── Exercise text ──

Really, the whole movie is underwhelming. I mean, the film opens with a stock shot of a merchant vessel plying through the water, then a cut to the deck, and Gary Cooper ambles his way across it. THAT'S how the movie begins, no fanfare, no buildup, just another day at sea with Gary Cooper. Gary Cooper and his two racial stereotype crewmembers, that is; I have a theory that Malcolm X saw this film as a boy and it set him on his way. For truly this movie is offensive. I'm an open-minded guy and don't get offended easily, but this film goes out of its way to shoehorn every black stereotype into the characters of Aloysius and Mark. They are presented as incompetent nitwits who exist only to bulge their eyes and mutter banalities – in between loud prayers to "Gawd," that is.

And it's not just that. Whole chunks of this film are composed of nothing more than a baby crying. Minute after minute evaporates as the baby screams and bawls, with various characters attempting in vain to placate it. In addition the movie is very static, paced so leisurely that it appears to be out for a Sunday drive. Cooper can do little to save it; his character is a vapid sort, and it's obvious he had a hard time reckoning the polar characteristics with which he's been foisted: we're supposed to believe his character is a non-nonsense sea captain who commands respect in his grizzled men, yet at the same time he's so naïve as to buy whole-hog Claudette's obviously fake background story. As for Claudette – well, what can you expect: she's as good as ever. Her role offers her a bit more room and she does a good job portraying the whole "bad girl goes good" angle. This early in her career she still has that waiflike look – big Betty Boop eyes, fragile body. I swear this lady drank some sort of elixir – just compare how she looks in this film to say "Sign of The Cross," released the following year, or even "Cleopatra," from three years later. It's like she went through a second puberty.

Production-wise the movie's underwhelming as well. Don't expect the usual Paramount opulence here. Rather than a nice portrayal of a madhouse South American bar early in the film, the sets are mostly spartan-looking cabins within Cooper's ship, or the equally-austere deck. Once the ship gets back to New York we're only graced with a few stock shots of the city, and from there to a basic office room for the trial. The direction, too, offers little to appreciate; the whole thing, from beginning to end, is as basic as bread.

Special note: This film contains one of the worst line readings I've ever had the pleasure to hear. I'm talking "Ed Wood production" bad. When Claudette's back with her high-living galpals in NYC, all of them sitting around in negligees with their legs dangling in pure Pre-Code lasciviousness, she gets ribbed by them for falling in love with Cooper. Try as they might, the girls can't get Claudette to revert to her old ways. One of the galpals, a pretty blonde, shakes her head and says, "Well, I just give up." It is, by far, one of the worst deliveries of a line EVER.
Delan

Delan

No matter what film Gary Cooper is in, he always acts and looks the same. His tall, gangling figure makes him look clumsy and awkward, and his monotone voice has no variety, range or depth of emotion. But the one thing I definitely don't believe about him is that young women fall for him. This is totally down to biased scripting.

───
── Records ──

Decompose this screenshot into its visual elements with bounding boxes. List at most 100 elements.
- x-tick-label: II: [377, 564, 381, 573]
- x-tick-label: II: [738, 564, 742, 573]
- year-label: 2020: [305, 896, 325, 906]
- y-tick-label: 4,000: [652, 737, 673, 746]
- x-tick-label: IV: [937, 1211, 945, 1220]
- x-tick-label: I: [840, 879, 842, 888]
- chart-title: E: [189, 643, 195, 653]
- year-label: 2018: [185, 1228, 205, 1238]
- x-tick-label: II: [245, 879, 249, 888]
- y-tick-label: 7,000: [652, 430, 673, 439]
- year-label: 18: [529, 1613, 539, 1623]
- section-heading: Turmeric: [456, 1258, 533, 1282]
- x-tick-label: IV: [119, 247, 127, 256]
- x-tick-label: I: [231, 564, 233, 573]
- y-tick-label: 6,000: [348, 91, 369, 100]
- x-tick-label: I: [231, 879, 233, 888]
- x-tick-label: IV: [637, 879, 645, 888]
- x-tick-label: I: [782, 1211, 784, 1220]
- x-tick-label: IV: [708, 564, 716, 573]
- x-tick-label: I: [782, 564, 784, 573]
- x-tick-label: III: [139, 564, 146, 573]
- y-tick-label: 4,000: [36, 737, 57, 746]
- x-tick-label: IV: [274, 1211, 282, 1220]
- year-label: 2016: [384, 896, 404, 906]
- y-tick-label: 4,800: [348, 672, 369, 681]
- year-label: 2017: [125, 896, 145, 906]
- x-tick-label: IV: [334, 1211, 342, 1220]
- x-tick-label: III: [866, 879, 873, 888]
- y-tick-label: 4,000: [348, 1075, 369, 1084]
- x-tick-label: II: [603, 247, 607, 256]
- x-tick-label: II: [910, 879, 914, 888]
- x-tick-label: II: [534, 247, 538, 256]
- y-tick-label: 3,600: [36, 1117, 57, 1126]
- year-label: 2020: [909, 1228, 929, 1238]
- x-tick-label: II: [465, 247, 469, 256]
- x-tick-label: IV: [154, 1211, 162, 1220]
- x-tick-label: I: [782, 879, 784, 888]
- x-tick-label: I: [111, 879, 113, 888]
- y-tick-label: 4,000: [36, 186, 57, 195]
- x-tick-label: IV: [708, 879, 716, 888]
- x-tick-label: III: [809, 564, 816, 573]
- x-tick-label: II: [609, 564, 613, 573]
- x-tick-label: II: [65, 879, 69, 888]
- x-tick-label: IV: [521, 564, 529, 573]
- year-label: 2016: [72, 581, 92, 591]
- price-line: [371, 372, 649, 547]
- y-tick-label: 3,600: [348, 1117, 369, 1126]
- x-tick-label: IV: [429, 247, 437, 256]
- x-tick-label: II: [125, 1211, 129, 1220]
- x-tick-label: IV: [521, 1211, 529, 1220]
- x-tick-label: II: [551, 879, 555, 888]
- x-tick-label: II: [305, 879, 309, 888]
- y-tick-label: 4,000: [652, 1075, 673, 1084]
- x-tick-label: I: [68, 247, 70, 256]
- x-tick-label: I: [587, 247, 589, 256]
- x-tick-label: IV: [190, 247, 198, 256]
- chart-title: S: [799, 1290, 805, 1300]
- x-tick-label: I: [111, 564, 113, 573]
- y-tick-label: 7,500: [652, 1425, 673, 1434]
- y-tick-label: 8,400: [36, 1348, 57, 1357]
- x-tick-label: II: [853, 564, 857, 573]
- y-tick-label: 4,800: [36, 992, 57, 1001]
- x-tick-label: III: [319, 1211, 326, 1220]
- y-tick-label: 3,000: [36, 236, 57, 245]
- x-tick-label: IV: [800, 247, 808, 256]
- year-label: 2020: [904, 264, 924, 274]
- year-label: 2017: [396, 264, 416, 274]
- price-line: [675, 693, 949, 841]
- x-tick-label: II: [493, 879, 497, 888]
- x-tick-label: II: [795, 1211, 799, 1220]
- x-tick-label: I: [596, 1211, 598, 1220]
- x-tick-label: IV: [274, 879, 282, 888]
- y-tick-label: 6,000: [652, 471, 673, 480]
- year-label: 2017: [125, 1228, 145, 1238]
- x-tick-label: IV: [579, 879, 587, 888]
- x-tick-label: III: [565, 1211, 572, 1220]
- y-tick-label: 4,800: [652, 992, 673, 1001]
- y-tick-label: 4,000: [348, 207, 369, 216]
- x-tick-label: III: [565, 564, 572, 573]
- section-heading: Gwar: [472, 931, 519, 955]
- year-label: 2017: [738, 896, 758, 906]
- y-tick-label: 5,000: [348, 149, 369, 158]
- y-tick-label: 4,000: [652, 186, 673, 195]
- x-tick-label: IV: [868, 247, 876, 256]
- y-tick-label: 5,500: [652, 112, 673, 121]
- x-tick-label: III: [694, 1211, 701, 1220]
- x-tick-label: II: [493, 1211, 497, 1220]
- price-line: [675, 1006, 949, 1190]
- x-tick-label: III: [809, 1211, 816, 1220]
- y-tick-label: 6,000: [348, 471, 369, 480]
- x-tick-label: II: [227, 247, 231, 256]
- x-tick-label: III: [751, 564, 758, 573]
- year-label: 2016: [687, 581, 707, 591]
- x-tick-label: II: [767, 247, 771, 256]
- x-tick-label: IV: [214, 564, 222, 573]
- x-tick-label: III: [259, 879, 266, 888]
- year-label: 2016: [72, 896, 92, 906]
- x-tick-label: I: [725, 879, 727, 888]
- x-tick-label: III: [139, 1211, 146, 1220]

───

Things to do |
a - Copy the movie review from "Production-wise the movie's" to "basic as bread.", swapping "Paramount" for "Warner Bros.".
b - In the movie review, which two later films are named for comparing how Claudette looks?

Numbered answers |
a -
Production-wise the movie's underwhelming as well. Don't expect the usual Warner Bros. opulence here. Rather than a nice portrayal of a madhouse South American bar early in the film, the sets are mostly spartan-looking cabins within Cooper's ship, or the equally-austere deck. Once the ship gets back to New York we're only graced with a few stock shots of the city, and from there to a basic office room for the trial. The direction, too, offers little to appreciate; the whole thing, from beginning to end, is as basic as bread.

b - "Sign of The Cross" and "Cleopatra."